-- Direction --
Copy the lines that follow, keeping every character the same.
*** Records supplied
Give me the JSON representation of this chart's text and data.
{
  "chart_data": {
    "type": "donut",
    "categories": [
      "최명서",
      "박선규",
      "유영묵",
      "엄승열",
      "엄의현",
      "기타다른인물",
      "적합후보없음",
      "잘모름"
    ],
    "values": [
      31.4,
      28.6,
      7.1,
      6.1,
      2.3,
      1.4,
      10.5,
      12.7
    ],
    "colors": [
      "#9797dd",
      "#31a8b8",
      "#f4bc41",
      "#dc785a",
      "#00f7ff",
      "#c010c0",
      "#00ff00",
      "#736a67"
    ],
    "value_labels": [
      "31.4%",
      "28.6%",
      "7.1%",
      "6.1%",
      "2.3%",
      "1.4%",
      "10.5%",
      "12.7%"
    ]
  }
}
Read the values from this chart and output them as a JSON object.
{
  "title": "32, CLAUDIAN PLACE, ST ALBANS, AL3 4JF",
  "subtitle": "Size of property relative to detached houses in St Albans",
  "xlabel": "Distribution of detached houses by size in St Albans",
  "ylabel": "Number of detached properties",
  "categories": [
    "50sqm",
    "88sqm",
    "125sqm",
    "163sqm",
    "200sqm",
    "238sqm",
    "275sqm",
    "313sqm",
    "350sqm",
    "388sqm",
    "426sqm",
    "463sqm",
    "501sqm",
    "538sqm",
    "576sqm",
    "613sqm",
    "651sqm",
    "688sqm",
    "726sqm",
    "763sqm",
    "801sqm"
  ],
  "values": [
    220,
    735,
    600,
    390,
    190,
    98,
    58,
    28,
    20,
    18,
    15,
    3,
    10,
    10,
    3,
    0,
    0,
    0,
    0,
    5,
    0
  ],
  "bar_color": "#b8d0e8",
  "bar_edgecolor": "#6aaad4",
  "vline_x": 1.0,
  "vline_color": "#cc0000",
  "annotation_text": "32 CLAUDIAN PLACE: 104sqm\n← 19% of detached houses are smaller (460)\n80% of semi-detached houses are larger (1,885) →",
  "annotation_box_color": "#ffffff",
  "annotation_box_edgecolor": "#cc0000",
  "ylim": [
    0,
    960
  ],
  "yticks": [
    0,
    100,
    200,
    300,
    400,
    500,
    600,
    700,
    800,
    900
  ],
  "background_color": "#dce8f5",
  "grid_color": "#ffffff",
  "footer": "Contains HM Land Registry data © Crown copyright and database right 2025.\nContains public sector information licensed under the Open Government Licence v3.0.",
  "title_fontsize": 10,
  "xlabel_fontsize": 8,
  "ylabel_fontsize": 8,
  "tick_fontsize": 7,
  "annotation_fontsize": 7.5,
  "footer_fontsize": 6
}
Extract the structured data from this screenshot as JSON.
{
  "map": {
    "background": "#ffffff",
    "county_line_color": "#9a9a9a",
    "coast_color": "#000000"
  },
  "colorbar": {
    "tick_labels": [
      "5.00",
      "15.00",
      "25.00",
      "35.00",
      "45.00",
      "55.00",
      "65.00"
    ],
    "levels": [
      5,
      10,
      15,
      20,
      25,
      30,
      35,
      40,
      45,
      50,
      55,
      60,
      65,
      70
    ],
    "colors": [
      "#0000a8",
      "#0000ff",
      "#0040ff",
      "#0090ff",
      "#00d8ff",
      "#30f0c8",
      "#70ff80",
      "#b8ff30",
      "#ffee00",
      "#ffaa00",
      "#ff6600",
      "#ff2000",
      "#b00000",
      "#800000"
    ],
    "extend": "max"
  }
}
******
-- Output for this task --
Give me the JSON representation of this chart's text and data.
{
  "chart_data": {
    "type": "donut",
    "categories": [
      "최명서",
      "박선규",
      "유영묵",
      "엄승열",
      "엄의현",
      "기타다른인물",
      "적합후보없음",
      "잘모름"
    ],
    "values": [
      31.4,
      28.6,
      7.1,
      6.1,
      2.3,
      1.4,
      10.5,
      12.7
    ],
    "colors": [
      "#9797dd",
      "#31a8b8",
      "#f4bc41",
      "#dc785a",
      "#00f7ff",
      "#c010c0",
      "#00ff00",
      "#736a67"
    ],
    "value_labels": [
      "31.4%",
      "28.6%",
      "7.1%",
      "6.1%",
      "2.3%",
      "1.4%",
      "10.5%",
      "12.7%"
    ]
  }
}
Read the values from this chart and output them as a JSON object.
{
  "title": "32, CLAUDIAN PLACE, ST ALBANS, AL3 4JF",
  "subtitle": "Size of property relative to detached houses in St Albans",
  "xlabel": "Distribution of detached houses by size in St Albans",
  "ylabel": "Number of detached properties",
  "categories": [
    "50sqm",
    "88sqm",
    "125sqm",
    "163sqm",
    "200sqm",
    "238sqm",
    "275sqm",
    "313sqm",
    "350sqm",
    "388sqm",
    "426sqm",
    "463sqm",
    "501sqm",
    "538sqm",
    "576sqm",
    "613sqm",
    "651sqm",
    "688sqm",
    "726sqm",
    "763sqm",
    "801sqm"
  ],
  "values": [
    220,
    735,
    600,
    390,
    190,
    98,
    58,
    28,
    20,
    18,
    15,
    3,
    10,
    10,
    3,
    0,
    0,
    0,
    0,
    5,
    0
  ],
  "bar_color": "#b8d0e8",
  "bar_edgecolor": "#6aaad4",
  "vline_x": 1.0,
  "vline_color": "#cc0000",
  "annotation_text": "32 CLAUDIAN PLACE: 104sqm\n← 19% of detached houses are smaller (460)\n80% of semi-detached houses are larger (1,885) →",
  "annotation_box_color": "#ffffff",
  "annotation_box_edgecolor": "#cc0000",
  "ylim": [
    0,
    960
  ],
  "yticks": [
    0,
    100,
    200,
    300,
    400,
    500,
    600,
    700,
    800,
    900
  ],
  "background_color": "#dce8f5",
  "grid_color": "#ffffff",
  "footer": "Contains HM Land Registry data © Crown copyright and database right 2025.\nContains public sector information licensed under the Open Government Licence v3.0.",
  "title_fontsize": 10,
  "xlabel_fontsize": 8,
  "ylabel_fontsize": 8,
  "tick_fontsize": 7,
  "annotation_fontsize": 7.5,
  "footer_fontsize": 6
}
Extract the structured data from this screenshot as JSON.
{
  "map": {
    "background": "#ffffff",
    "county_line_color": "#9a9a9a",
    "coast_color": "#000000"
  },
  "colorbar": {
    "tick_labels": [
      "5.00",
      "15.00",
      "25.00",
      "35.00",
      "45.00",
      "55.00",
      "65.00"
    ],
    "levels": [
      5,
      10,
      15,
      20,
      25,
      30,
      35,
      40,
      45,
      50,
      55,
      60,
      65,
      70
    ],
    "colors": [
      "#0000a8",
      "#0000ff",
      "#0040ff",
      "#0090ff",
      "#00d8ff",
      "#30f0c8",
      "#70ff80",
      "#b8ff30",
      "#ffee00",
      "#ffaa00",
      "#ff6600",
      "#ff2000",
      "#b00000",
      "#800000"
    ],
    "extend": "max"
  }
}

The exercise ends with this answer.